THE REQUEST: Reproduce all records verbatim.

RECORDS FOR THE TASK:
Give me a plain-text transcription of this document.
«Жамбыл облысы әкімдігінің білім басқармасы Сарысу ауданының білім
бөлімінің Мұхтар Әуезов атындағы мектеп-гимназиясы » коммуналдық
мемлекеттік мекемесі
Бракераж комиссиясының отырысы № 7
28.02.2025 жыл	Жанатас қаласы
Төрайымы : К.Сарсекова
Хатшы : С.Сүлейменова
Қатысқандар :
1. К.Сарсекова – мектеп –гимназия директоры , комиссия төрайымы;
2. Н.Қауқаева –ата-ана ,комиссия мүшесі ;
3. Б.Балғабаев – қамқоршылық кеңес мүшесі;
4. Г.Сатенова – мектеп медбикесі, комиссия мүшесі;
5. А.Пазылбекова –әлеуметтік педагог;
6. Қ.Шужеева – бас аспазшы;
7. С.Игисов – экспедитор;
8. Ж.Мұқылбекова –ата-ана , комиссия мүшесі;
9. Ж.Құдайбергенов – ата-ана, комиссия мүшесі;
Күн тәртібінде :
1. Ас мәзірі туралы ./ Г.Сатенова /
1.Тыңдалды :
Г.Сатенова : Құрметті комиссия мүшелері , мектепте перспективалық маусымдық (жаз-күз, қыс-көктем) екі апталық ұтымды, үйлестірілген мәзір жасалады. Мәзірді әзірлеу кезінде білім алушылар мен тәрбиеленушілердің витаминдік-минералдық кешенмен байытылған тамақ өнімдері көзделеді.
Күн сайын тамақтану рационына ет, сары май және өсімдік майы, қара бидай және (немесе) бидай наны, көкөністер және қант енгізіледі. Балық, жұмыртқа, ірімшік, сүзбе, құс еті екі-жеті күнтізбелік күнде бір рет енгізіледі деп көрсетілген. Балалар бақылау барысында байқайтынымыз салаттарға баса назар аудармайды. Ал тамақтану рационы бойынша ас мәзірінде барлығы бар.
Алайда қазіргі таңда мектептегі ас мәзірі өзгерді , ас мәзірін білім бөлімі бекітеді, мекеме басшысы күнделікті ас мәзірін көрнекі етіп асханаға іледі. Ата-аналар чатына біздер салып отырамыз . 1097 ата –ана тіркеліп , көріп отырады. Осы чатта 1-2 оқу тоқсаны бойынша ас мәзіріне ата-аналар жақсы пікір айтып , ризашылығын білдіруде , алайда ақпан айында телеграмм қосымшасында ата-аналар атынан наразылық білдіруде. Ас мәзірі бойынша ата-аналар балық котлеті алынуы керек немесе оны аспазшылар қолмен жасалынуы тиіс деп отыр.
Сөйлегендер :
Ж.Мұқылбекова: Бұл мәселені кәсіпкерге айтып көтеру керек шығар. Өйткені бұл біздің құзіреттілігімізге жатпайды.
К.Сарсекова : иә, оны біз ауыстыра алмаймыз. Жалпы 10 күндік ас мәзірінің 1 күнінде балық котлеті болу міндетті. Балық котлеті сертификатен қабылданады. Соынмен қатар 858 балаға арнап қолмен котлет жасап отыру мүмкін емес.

EXERCISE RESPONSE:
Give me a plain-text transcription of this document.
«Жамбыл облысы әкімдігінің білім басқармасы Сарысу ауданының білім
бөлімінің Мұхтар Әуезов атындағы мектеп-гимназиясы » коммуналдық
мемлекеттік мекемесі
Бракераж комиссиясының отырысы № 7
28.02.2025 жыл	Жанатас қаласы
Төрайымы : К.Сарсекова
Хатшы : С.Сүлейменова
Қатысқандар :
1. К.Сарсекова – мектеп –гимназия директоры , комиссия төрайымы;
2. Н.Қауқаева –ата-ана ,комиссия мүшесі ;
3. Б.Балғабаев – қамқоршылық кеңес мүшесі;
4. Г.Сатенова – мектеп медбикесі, комиссия мүшесі;
5. А.Пазылбекова –әлеуметтік педагог;
6. Қ.Шужеева – бас аспазшы;
7. С.Игисов – экспедитор;
8. Ж.Мұқылбекова –ата-ана , комиссия мүшесі;
9. Ж.Құдайбергенов – ата-ана, комиссия мүшесі;
Күн тәртібінде :
1. Ас мәзірі туралы ./ Г.Сатенова /
1.Тыңдалды :
Г.Сатенова : Құрметті комиссия мүшелері , мектепте перспективалық маусымдық (жаз-күз, қыс-көктем) екі апталық ұтымды, үйлестірілген мәзір жасалады. Мәзірді әзірлеу кезінде білім алушылар мен тәрбиеленушілердің витаминдік-минералдық кешенмен байытылған тамақ өнімдері көзделеді.
Күн сайын тамақтану рационына ет, сары май және өсімдік майы, қара бидай және (немесе) бидай наны, көкөністер және қант енгізіледі. Балық, жұмыртқа, ірімшік, сүзбе, құс еті екі-жеті күнтізбелік күнде бір рет енгізіледі деп көрсетілген. Балалар бақылау барысында байқайтынымыз салаттарға баса назар аудармайды. Ал тамақтану рационы бойынша ас мәзірінде барлығы бар.
Алайда қазіргі таңда мектептегі ас мәзірі өзгерді , ас мәзірін білім бөлімі бекітеді, мекеме басшысы күнделікті ас мәзірін көрнекі етіп асханаға іледі. Ата-аналар чатына біздер салып отырамыз . 1097 ата –ана тіркеліп , көріп отырады. Осы чатта 1-2 оқу тоқсаны бойынша ас мәзіріне ата-аналар жақсы пікір айтып , ризашылығын білдіруде , алайда ақпан айында телеграмм қосымшасында ата-аналар атынан наразылық білдіруде. Ас мәзірі бойынша ата-аналар балық котлеті алынуы керек немесе оны аспазшылар қолмен жасалынуы тиіс деп отыр.
Сөйлегендер :
Ж.Мұқылбекова: Бұл мәселені кәсіпкерге айтып көтеру керек шығар. Өйткені бұл біздің құзіреттілігімізге жатпайды.
К.Сарсекова : иә, оны біз ауыстыра алмаймыз. Жалпы 10 күндік ас мәзірінің 1 күнінде балық котлеті болу міндетті. Балық котлеті сертификатен қабылданады. Соынмен қатар 858 балаға арнап қолмен котлет жасап отыру мүмкін емес.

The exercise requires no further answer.